Déchet, Installation classée, Pollution chimique, Urbanisme

Une question parlementaire rappelle l’état du droit en la matière : le classement d’un site pollué en zone constructible n’est pas nécessairement illégal.  L’appréciation doit être faite au cas par cas et seule une erreur manifeste d’appréciation justifie l’annulation du choix de zonage. A noter que le ministre soutien par erreur que la police des déchets peut être mise en oeuvre par le maire pour mettre en demeure le producteur ou le détenteur des déchets de dépolluer le site. On a rappelé récemment que ce n’était plus possible (ici).

Question écrite n° 17964 de M. Yves Détraigne (Marne – UCR) – JO Sénat du 07/04/2011 – page 855

M. Yves Détraigne attire l’attention de M. le secrétaire d’État chargé du logement sur la procédure de révision du plan local d’urbanisme (PLU).

[Données de localisation des éléments]

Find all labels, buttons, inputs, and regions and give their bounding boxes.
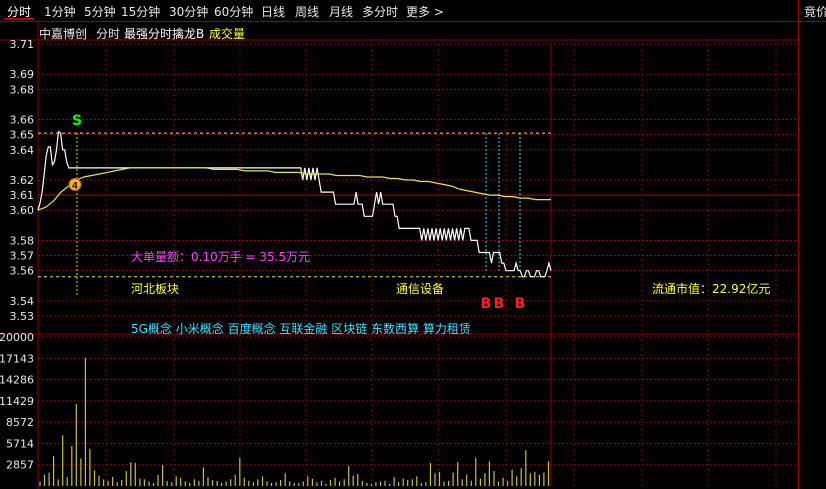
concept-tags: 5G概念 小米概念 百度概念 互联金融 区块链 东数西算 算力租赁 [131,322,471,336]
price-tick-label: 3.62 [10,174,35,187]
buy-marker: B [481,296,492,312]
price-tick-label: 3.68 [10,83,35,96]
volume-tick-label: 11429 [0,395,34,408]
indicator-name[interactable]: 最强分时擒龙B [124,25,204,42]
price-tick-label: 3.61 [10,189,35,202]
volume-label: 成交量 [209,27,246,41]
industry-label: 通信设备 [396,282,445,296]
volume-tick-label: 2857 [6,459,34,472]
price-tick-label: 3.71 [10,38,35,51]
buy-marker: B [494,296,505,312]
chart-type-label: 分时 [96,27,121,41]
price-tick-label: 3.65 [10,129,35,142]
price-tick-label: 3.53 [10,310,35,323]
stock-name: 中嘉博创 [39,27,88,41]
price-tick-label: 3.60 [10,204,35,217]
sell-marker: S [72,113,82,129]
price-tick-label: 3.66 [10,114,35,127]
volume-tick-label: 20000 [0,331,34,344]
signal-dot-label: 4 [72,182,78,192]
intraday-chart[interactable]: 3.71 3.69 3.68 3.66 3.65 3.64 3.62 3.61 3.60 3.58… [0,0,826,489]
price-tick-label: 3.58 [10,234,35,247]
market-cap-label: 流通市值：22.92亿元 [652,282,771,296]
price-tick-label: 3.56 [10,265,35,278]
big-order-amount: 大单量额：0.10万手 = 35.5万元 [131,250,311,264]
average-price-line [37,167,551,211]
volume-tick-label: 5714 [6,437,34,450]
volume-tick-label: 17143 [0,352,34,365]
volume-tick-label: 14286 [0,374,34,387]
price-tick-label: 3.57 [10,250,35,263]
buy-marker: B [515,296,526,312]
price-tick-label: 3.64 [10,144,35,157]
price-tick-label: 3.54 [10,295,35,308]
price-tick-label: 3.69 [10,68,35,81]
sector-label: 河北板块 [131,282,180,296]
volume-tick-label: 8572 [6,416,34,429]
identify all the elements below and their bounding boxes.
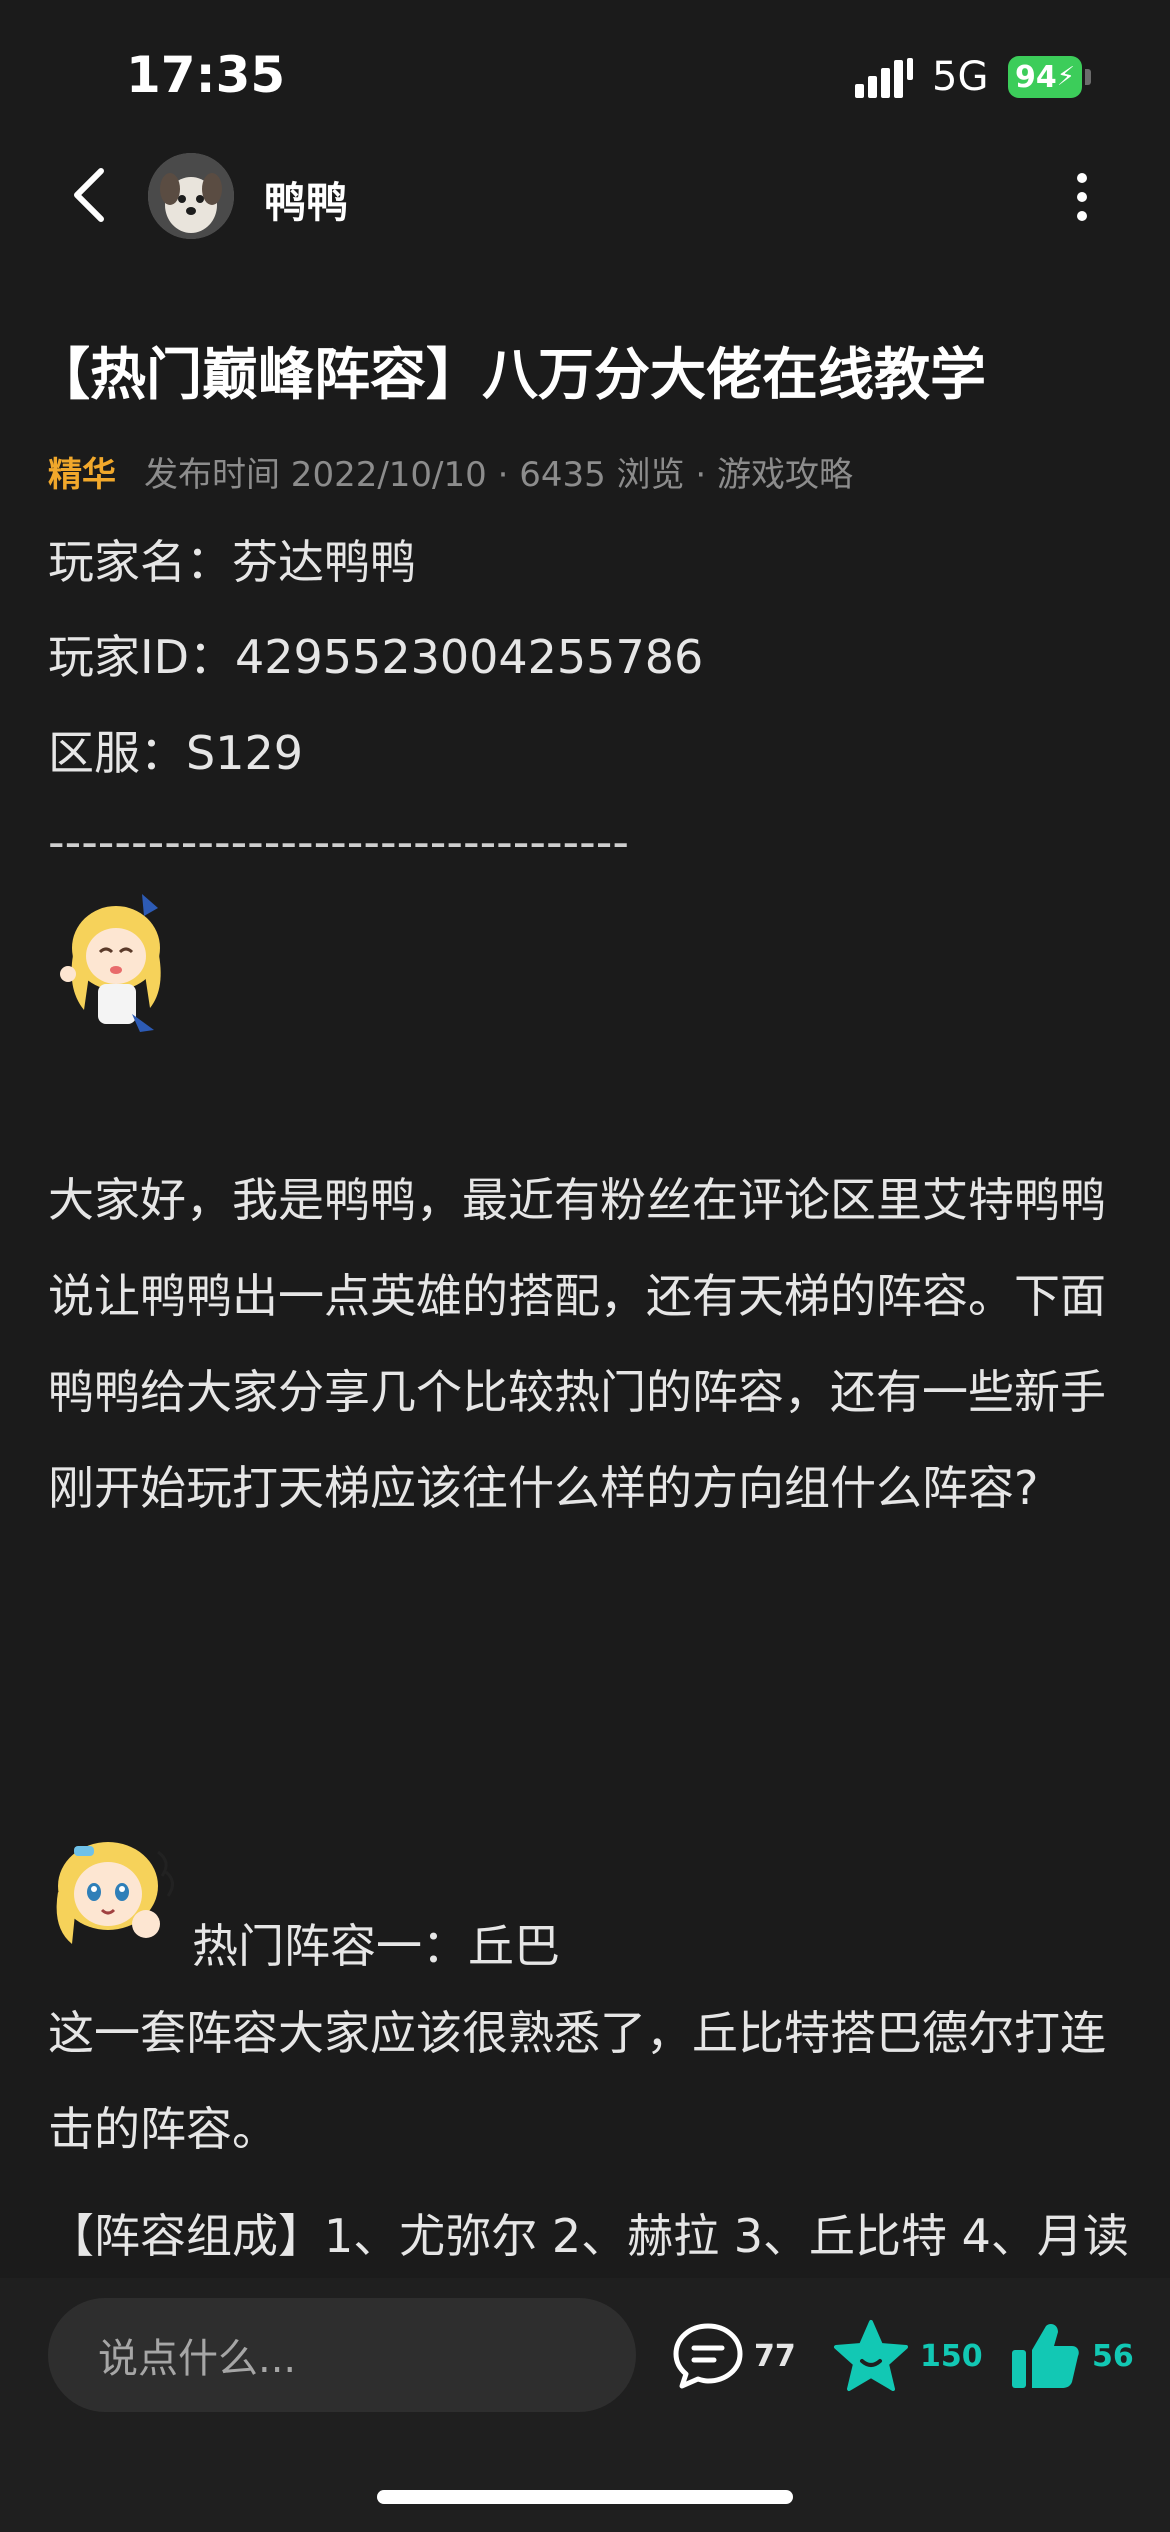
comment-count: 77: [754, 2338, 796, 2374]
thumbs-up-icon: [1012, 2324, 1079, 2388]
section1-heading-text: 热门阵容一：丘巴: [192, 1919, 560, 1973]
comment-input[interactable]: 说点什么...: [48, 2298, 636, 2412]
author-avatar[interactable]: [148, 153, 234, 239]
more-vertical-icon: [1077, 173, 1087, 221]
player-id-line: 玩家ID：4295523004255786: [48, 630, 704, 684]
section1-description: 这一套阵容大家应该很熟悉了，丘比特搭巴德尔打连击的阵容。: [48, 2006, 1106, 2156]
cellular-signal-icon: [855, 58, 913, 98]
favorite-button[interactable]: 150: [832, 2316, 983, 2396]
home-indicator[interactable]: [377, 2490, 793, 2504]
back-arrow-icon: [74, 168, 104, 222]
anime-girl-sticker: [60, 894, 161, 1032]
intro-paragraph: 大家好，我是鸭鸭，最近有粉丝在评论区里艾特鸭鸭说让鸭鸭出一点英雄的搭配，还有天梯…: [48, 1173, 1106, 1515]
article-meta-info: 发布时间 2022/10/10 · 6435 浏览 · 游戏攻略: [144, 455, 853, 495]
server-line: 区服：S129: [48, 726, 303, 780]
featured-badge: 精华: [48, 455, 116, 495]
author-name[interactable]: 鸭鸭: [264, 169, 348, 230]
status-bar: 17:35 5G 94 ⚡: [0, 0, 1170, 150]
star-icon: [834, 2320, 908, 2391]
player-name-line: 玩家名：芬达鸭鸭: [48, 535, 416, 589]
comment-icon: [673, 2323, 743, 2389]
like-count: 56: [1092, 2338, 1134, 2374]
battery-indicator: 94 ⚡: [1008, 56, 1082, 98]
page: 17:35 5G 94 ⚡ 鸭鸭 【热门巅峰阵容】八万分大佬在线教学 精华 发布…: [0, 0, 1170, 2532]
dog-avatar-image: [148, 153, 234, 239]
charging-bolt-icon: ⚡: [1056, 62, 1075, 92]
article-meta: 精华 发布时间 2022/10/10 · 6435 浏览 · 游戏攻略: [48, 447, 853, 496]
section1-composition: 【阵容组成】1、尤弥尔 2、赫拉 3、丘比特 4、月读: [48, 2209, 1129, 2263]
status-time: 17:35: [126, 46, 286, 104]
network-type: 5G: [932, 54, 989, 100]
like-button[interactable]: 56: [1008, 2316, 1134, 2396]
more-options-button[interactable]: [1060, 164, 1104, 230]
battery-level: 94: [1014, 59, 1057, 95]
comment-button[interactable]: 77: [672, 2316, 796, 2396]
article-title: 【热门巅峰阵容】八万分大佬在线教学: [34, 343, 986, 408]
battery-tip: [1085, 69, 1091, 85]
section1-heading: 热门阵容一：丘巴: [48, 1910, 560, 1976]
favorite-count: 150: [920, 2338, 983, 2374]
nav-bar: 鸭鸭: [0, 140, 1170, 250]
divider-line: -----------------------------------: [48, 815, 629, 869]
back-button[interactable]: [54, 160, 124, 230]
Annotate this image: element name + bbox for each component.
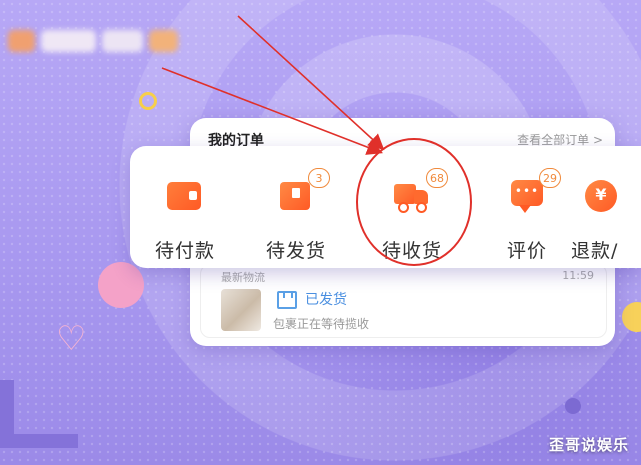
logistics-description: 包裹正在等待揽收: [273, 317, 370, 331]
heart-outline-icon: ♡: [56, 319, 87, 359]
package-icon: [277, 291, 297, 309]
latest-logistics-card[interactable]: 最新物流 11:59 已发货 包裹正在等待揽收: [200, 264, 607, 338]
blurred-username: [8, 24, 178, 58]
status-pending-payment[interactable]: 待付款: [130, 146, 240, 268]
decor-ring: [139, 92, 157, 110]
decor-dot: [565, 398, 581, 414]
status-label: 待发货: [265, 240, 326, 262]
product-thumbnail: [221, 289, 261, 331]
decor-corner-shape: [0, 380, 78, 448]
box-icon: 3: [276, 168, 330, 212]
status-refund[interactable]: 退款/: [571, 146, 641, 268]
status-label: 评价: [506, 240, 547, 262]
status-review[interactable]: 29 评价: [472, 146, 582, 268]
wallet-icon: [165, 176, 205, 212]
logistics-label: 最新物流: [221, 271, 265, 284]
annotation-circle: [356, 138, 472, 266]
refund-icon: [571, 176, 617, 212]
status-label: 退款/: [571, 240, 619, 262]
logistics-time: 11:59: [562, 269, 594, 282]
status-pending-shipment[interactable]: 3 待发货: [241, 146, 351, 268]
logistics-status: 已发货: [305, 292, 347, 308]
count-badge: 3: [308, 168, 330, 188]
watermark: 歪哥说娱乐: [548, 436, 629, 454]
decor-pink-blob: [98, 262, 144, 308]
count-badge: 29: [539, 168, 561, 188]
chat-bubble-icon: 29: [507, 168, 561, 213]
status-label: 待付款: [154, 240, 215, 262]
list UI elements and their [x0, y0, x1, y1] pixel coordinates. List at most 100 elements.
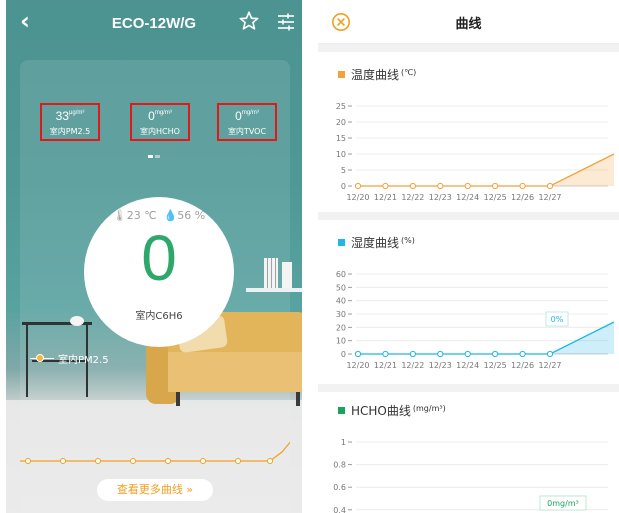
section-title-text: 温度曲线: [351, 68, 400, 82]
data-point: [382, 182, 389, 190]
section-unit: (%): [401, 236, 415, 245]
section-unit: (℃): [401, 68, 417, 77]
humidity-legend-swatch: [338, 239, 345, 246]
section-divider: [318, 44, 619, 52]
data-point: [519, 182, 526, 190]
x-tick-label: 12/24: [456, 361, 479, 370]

### TÂCHE ÉCRITE
D'après l'extrait, qu'est-ce qui, seul, justifie l'annulation du choix de zonage d'un site pollué ?

### LA RÉPONSE
Seule une erreur manifeste d'appréciation justifie cette annulation.